● **Record set**:
^^^^^^^^^^^^^^^^

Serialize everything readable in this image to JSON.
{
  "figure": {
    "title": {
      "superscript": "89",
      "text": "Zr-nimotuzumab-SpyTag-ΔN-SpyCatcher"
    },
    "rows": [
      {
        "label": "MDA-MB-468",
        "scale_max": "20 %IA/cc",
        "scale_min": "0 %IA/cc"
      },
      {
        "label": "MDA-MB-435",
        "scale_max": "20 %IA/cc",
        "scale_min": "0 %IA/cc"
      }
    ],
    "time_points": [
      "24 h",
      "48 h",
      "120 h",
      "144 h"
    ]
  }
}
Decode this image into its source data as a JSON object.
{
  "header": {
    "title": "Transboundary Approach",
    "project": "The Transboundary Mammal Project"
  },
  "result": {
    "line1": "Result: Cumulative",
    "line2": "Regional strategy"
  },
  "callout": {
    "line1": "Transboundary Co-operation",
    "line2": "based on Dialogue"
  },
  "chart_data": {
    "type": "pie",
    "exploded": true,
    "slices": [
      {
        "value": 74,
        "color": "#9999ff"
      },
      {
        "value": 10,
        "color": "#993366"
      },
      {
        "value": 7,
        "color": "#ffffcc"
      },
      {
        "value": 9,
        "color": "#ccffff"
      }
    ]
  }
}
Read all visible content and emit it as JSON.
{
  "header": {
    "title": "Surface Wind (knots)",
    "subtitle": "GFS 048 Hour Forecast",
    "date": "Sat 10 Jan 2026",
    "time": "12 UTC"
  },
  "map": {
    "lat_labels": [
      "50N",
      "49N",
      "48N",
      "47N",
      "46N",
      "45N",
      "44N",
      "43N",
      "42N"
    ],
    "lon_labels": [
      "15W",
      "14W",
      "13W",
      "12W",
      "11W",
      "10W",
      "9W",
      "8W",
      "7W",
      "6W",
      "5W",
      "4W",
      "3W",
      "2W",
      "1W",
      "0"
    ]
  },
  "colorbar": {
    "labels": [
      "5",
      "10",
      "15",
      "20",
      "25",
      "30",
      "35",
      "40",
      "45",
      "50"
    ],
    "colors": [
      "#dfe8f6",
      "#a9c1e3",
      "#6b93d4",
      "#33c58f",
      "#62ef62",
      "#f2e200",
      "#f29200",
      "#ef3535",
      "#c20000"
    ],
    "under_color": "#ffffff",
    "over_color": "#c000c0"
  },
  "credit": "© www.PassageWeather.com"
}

^^^^^^^^^^^^^^^^

● **What you need to do**:
Reproduce every record, matching each line exactly.

● **Exercise response**:
Serialize everything readable in this image to JSON.
{
  "figure": {
    "title": {
      "superscript": "89",
      "text": "Zr-nimotuzumab-SpyTag-ΔN-SpyCatcher"
    },
    "rows": [
      {
        "label": "MDA-MB-468",
        "scale_max": "20 %IA/cc",
        "scale_min": "0 %IA/cc"
      },
      {
        "label": "MDA-MB-435",
        "scale_max": "20 %IA/cc",
        "scale_min": "0 %IA/cc"
      }
    ],
    "time_points": [
      "24 h",
      "48 h",
      "120 h",
      "144 h"
    ]
  }
}
Decode this image into its source data as a JSON object.
{
  "header": {
    "title": "Transboundary Approach",
    "project": "The Transboundary Mammal Project"
  },
  "result": {
    "line1": "Result: Cumulative",
    "line2": "Regional strategy"
  },
  "callout": {
    "line1": "Transboundary Co-operation",
    "line2": "based on Dialogue"
  },
  "chart_data": {
    "type": "pie",
    "exploded": true,
    "slices": [
      {
        "value": 74,
        "color": "#9999ff"
      },
      {
        "value": 10,
        "color": "#993366"
      },
      {
        "value": 7,
        "color": "#ffffcc"
      },
      {
        "value": 9,
        "color": "#ccffff"
      }
    ]
  }
}
Read all visible content and emit it as JSON.
{
  "header": {
    "title": "Surface Wind (knots)",
    "subtitle": "GFS 048 Hour Forecast",
    "date": "Sat 10 Jan 2026",
    "time": "12 UTC"
  },
  "map": {
    "lat_labels": [
      "50N",
      "49N",
      "48N",
      "47N",
      "46N",
      "45N",
      "44N",
      "43N",
      "42N"
    ],
    "lon_labels": [
      "15W",
      "14W",
      "13W",
      "12W",
      "11W",
      "10W",
      "9W",
      "8W",
      "7W",
      "6W",
      "5W",
      "4W",
      "3W",
      "2W",
      "1W",
      "0"
    ]
  },
  "colorbar": {
    "labels": [
      "5",
      "10",
      "15",
      "20",
      "25",
      "30",
      "35",
      "40",
      "45",
      "50"
    ],
    "colors": [
      "#dfe8f6",
      "#a9c1e3",
      "#6b93d4",
      "#33c58f",
      "#62ef62",
      "#f2e200",
      "#f29200",
      "#ef3535",
      "#c20000"
    ],
    "under_color": "#ffffff",
    "over_color": "#c000c0"
  },
  "credit": "© www.PassageWeather.com"
}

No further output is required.